* begin Records provided *

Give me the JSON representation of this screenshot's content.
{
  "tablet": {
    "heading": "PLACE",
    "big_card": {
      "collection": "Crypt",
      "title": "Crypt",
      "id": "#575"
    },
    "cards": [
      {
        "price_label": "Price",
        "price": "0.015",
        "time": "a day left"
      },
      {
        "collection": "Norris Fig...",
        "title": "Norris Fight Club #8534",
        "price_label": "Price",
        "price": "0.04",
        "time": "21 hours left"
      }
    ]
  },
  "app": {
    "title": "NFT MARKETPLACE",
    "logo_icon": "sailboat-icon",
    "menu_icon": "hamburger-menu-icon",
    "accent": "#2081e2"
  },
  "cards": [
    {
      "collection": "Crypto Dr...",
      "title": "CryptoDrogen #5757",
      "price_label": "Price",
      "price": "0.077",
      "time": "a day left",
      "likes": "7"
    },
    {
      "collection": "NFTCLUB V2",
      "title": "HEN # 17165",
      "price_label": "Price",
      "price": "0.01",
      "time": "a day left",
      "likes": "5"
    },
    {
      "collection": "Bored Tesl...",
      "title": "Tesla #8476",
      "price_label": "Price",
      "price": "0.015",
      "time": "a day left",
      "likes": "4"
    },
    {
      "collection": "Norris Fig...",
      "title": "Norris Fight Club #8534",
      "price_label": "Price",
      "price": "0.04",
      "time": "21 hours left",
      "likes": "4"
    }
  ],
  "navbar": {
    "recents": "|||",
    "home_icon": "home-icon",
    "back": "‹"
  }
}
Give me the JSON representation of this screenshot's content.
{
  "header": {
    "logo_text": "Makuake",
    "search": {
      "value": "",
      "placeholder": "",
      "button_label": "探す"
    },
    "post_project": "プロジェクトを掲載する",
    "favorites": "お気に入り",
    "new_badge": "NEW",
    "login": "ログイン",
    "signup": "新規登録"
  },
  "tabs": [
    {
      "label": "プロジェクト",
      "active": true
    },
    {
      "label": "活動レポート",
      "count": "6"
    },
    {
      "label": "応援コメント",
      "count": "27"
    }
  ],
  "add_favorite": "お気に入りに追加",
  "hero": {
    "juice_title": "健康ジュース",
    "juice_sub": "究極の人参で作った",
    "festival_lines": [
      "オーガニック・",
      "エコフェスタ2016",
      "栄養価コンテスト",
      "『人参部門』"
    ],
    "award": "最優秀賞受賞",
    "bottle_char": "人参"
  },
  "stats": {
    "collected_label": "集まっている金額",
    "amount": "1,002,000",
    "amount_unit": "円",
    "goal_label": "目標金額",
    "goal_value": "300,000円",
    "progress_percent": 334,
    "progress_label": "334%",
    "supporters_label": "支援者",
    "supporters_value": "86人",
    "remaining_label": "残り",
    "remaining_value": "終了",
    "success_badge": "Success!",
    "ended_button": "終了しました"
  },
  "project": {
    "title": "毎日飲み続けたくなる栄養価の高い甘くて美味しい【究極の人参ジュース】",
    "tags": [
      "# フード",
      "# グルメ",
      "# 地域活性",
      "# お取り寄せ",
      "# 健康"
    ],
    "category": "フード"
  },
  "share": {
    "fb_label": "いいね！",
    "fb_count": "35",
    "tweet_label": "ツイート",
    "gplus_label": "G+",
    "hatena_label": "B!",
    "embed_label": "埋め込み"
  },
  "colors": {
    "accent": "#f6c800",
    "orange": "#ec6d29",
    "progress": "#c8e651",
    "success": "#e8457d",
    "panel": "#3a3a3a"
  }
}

* end Records provided *

- Work instructions: From the listing above, copy every line that holds the string "Norris".

- Exercise answer:
        "collection": "Norris Fig...",
        "title": "Norris Fight Club #8534",
      "collection": "Norris Fig...",
      "title": "Norris Fight Club #8534",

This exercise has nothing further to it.